_Work to be completed_
Can you write out all the lines word for word, with no pictures?

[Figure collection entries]

-- start --

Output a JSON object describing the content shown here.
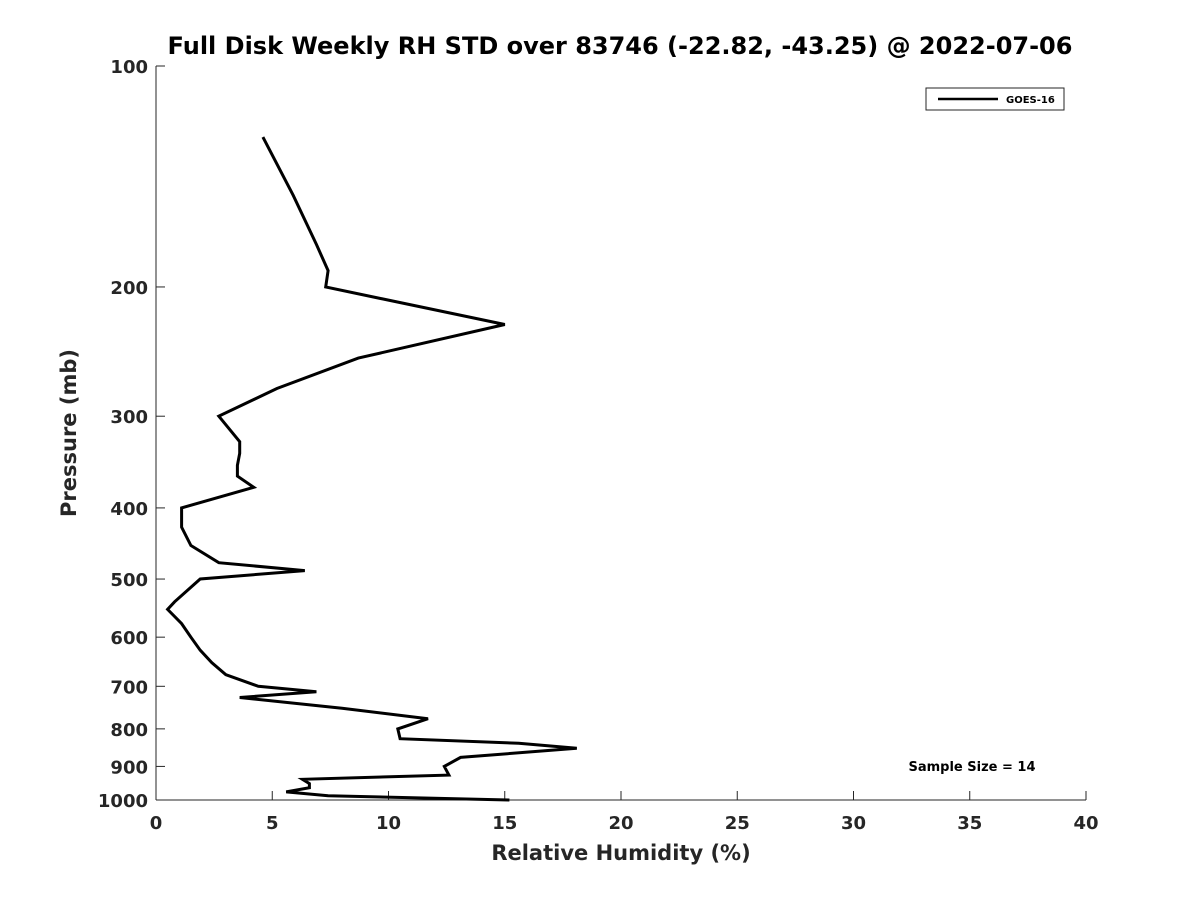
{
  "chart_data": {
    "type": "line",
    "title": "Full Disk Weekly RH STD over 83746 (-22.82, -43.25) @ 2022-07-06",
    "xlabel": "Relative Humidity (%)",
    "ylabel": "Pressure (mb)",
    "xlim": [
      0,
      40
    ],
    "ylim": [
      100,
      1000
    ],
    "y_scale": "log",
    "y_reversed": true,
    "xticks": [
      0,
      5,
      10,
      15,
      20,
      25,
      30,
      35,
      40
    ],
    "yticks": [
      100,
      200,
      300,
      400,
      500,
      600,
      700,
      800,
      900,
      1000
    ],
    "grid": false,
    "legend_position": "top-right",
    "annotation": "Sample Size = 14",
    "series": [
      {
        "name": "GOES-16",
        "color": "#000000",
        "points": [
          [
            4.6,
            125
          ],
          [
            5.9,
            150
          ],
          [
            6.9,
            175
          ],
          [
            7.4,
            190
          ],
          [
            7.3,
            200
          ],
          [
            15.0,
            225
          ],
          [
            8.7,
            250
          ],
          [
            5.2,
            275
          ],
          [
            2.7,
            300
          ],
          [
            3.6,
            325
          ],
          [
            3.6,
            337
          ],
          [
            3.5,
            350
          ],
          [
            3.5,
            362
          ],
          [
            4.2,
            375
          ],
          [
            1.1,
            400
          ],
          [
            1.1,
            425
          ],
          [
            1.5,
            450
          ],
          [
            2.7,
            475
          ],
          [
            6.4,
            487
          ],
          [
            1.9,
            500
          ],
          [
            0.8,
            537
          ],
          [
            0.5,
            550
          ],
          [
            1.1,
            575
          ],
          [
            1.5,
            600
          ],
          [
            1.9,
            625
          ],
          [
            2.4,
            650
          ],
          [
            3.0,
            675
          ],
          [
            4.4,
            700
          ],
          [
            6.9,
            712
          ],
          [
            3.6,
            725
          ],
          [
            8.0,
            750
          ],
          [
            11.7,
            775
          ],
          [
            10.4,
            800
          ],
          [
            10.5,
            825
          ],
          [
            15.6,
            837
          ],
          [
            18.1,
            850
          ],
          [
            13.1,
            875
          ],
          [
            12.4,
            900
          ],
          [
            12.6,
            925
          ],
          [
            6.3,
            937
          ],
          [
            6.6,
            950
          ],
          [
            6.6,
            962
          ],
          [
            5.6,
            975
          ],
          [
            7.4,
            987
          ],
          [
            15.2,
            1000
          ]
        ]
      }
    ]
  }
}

-- end --

_In response_
Output a JSON object describing the content shown here.
{
  "chart_data": {
    "type": "line",
    "title": "Full Disk Weekly RH STD over 83746 (-22.82, -43.25) @ 2022-07-06",
    "xlabel": "Relative Humidity (%)",
    "ylabel": "Pressure (mb)",
    "xlim": [
      0,
      40
    ],
    "ylim": [
      100,
      1000
    ],
    "y_scale": "log",
    "y_reversed": true,
    "xticks": [
      0,
      5,
      10,
      15,
      20,
      25,
      30,
      35,
      40
    ],
    "yticks": [
      100,
      200,
      300,
      400,
      500,
      600,
      700,
      800,
      900,
      1000
    ],
    "grid": false,
    "legend_position": "top-right",
    "annotation": "Sample Size = 14",
    "series": [
      {
        "name": "GOES-16",
        "color": "#000000",
        "points": [
          [
            4.6,
            125
          ],
          [
            5.9,
            150
          ],
          [
            6.9,
            175
          ],
          [
            7.4,
            190
          ],
          [
            7.3,
            200
          ],
          [
            15.0,
            225
          ],
          [
            8.7,
            250
          ],
          [
            5.2,
            275
          ],
          [
            2.7,
            300
          ],
          [
            3.6,
            325
          ],
          [
            3.6,
            337
          ],
          [
            3.5,
            350
          ],
          [
            3.5,
            362
          ],
          [
            4.2,
            375
          ],
          [
            1.1,
            400
          ],
          [
            1.1,
            425
          ],
          [
            1.5,
            450
          ],
          [
            2.7,
            475
          ],
          [
            6.4,
            487
          ],
          [
            1.9,
            500
          ],
          [
            0.8,
            537
          ],
          [
            0.5,
            550
          ],
          [
            1.1,
            575
          ],
          [
            1.5,
            600
          ],
          [
            1.9,
            625
          ],
          [
            2.4,
            650
          ],
          [
            3.0,
            675
          ],
          [
            4.4,
            700
          ],
          [
            6.9,
            712
          ],
          [
            3.6,
            725
          ],
          [
            8.0,
            750
          ],
          [
            11.7,
            775
          ],
          [
            10.4,
            800
          ],
          [
            10.5,
            825
          ],
          [
            15.6,
            837
          ],
          [
            18.1,
            850
          ],
          [
            13.1,
            875
          ],
          [
            12.4,
            900
          ],
          [
            12.6,
            925
          ],
          [
            6.3,
            937
          ],
          [
            6.6,
            950
          ],
          [
            6.6,
            962
          ],
          [
            5.6,
            975
          ],
          [
            7.4,
            987
          ],
          [
            15.2,
            1000
          ]
        ]
      }
    ]
  }
}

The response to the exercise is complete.